━━ Material for this exercise
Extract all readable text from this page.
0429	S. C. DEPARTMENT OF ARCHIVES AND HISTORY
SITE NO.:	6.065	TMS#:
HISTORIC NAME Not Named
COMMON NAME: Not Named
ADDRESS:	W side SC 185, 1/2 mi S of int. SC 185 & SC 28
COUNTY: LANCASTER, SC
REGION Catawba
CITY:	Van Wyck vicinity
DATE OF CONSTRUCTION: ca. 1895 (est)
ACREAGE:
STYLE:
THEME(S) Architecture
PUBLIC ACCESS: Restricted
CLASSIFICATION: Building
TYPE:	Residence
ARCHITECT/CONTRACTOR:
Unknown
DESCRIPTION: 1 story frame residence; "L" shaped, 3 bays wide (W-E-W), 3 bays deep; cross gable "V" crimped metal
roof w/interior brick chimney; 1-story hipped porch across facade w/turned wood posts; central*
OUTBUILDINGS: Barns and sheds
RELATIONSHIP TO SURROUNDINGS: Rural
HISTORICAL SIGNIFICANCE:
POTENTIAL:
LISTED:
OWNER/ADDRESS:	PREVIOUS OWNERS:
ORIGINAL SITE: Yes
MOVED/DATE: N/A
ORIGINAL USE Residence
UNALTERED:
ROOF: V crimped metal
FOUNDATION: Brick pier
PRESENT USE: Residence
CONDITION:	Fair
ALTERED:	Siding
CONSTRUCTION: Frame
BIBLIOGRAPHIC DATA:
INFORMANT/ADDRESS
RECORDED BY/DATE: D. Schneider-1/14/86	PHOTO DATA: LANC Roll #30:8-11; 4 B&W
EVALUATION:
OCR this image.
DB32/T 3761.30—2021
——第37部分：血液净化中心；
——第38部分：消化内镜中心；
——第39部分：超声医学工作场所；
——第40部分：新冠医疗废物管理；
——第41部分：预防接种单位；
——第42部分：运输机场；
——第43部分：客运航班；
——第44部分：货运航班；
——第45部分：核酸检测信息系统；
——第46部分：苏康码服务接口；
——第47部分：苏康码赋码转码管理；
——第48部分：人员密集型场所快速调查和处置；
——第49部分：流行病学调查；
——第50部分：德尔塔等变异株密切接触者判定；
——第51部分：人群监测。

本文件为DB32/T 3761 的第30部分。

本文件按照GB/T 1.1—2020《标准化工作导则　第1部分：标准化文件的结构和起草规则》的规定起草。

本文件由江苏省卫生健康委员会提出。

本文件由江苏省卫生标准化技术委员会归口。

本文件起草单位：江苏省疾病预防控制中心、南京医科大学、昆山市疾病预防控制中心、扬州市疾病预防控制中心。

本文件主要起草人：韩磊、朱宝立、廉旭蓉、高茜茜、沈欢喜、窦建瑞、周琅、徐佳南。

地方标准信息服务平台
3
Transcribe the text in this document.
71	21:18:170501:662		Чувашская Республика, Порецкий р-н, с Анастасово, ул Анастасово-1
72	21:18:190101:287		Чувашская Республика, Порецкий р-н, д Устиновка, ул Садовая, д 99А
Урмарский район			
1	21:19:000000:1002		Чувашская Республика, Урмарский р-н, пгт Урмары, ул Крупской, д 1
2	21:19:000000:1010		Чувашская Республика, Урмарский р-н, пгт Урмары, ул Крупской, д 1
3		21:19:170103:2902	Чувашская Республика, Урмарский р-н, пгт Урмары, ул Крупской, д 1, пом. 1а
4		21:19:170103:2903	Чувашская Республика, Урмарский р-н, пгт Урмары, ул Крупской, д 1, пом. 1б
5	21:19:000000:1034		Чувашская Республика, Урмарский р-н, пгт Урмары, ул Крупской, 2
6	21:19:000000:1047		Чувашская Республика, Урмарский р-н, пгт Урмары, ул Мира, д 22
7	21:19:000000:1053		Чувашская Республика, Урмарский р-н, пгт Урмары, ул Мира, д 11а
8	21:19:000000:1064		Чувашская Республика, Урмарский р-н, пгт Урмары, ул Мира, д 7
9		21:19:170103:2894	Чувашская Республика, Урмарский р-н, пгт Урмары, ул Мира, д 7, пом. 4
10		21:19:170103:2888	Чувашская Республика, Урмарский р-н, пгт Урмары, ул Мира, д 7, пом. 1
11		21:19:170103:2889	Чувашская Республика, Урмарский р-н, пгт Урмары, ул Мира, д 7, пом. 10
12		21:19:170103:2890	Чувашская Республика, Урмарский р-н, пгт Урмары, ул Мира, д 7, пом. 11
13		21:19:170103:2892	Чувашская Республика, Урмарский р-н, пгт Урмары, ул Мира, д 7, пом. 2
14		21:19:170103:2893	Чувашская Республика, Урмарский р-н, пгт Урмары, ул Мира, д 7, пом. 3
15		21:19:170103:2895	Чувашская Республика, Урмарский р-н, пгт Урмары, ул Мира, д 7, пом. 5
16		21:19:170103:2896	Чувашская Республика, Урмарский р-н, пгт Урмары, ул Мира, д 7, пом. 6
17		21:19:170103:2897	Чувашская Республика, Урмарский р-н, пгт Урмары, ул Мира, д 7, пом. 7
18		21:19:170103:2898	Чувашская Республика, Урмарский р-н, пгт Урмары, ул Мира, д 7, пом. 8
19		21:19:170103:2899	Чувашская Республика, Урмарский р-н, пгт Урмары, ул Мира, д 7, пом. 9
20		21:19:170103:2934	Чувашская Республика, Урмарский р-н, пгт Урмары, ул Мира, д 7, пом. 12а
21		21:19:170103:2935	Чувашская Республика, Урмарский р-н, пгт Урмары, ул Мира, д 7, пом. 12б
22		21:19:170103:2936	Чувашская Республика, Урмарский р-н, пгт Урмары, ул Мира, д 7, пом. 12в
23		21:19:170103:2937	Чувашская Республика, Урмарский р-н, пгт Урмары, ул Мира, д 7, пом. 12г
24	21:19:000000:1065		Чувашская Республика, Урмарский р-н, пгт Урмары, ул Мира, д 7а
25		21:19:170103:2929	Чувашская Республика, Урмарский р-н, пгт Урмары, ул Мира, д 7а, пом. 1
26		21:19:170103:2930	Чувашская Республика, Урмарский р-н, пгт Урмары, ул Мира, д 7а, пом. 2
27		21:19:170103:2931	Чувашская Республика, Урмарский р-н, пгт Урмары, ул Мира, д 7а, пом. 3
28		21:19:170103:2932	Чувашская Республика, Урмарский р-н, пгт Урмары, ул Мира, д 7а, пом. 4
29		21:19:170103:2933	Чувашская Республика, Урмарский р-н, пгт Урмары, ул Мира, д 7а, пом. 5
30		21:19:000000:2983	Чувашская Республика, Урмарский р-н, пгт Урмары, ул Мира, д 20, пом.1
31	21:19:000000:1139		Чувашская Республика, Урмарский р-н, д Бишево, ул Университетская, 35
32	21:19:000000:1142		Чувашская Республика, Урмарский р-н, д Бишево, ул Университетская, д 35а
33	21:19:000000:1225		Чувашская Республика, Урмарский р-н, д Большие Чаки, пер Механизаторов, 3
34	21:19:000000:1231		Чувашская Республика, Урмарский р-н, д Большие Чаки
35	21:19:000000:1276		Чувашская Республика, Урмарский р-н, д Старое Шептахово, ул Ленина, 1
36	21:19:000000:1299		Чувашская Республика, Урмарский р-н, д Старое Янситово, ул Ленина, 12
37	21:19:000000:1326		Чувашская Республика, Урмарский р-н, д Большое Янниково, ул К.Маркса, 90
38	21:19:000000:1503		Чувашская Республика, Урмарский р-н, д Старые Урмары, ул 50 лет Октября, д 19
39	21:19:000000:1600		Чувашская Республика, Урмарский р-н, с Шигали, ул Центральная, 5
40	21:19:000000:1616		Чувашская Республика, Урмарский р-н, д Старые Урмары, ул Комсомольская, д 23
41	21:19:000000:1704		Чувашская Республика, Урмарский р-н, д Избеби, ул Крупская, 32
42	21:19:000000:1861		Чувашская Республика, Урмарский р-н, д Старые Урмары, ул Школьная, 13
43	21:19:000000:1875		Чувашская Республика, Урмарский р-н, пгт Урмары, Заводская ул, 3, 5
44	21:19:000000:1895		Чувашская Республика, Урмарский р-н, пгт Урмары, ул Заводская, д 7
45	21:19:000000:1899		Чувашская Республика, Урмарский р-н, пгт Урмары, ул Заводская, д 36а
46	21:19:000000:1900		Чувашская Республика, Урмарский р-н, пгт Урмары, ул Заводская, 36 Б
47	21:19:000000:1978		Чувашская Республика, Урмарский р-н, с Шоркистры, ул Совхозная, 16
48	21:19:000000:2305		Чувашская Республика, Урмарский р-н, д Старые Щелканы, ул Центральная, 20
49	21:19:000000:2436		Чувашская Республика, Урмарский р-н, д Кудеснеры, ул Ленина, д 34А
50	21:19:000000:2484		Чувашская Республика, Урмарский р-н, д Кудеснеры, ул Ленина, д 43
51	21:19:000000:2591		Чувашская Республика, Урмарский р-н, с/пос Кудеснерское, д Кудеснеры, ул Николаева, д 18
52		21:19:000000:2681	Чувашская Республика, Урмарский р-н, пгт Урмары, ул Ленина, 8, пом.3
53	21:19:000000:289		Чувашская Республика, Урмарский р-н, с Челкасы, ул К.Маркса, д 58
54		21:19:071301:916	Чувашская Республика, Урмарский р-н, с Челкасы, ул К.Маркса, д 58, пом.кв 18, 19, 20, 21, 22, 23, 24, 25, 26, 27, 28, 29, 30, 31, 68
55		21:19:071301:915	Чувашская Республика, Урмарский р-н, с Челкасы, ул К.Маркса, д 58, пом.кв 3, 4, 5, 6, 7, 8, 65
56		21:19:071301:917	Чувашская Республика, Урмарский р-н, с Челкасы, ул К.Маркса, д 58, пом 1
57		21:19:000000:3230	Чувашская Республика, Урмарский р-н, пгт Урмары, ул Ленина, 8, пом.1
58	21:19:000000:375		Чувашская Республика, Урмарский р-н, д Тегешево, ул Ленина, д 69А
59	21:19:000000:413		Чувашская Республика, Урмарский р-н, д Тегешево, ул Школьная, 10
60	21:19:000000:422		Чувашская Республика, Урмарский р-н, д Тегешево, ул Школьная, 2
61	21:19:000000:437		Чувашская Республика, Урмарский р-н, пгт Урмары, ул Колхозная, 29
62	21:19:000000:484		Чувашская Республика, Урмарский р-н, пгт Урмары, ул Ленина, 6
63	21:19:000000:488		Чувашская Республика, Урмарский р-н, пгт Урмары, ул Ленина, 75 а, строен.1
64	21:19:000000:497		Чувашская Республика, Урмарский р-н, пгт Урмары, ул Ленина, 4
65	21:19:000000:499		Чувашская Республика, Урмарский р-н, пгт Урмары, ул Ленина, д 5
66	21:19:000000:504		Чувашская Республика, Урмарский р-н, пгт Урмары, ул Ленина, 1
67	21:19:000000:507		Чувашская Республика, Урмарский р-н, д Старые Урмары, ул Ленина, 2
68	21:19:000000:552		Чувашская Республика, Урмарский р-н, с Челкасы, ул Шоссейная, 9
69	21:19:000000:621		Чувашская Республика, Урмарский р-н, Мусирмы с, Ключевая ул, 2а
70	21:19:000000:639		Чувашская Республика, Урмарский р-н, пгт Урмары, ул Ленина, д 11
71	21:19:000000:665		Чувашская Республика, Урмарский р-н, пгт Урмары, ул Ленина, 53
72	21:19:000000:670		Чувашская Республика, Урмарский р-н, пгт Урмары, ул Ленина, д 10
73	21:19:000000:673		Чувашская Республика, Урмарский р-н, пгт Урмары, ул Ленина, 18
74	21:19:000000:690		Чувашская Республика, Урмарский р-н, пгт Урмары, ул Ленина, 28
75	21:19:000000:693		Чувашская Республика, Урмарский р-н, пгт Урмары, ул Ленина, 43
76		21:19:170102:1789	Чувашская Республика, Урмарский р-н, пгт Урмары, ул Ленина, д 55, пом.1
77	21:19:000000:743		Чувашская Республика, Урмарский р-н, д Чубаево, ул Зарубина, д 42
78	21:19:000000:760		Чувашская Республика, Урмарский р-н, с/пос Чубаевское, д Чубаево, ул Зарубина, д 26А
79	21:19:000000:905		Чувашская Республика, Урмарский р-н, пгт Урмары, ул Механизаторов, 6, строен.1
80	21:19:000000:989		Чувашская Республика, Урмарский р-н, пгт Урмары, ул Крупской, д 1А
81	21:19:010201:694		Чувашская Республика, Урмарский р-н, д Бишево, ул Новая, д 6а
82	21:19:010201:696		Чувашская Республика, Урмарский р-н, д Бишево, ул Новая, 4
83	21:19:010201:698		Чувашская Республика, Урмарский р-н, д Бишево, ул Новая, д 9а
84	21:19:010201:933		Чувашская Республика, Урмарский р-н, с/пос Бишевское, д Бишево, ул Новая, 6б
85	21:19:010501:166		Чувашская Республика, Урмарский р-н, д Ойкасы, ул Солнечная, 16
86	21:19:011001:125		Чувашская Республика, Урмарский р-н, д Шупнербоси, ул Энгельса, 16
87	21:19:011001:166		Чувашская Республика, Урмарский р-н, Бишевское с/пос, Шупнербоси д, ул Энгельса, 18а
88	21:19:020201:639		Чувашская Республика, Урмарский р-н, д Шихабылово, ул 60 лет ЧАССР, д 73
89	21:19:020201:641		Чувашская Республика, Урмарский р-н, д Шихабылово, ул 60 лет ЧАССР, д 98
━━━━
- _Directive_
Select the lines from the entries that include the word "Центральная".

- _Answer to this problem_
39	21:19:000000:1600		Чувашская Республика, Урмарский р-н, с Шигали, ул Центральная, 5
48	21:19:000000:2305		Чувашская Республика, Урмарский р-н, д Старые Щелканы, ул Центральная, 20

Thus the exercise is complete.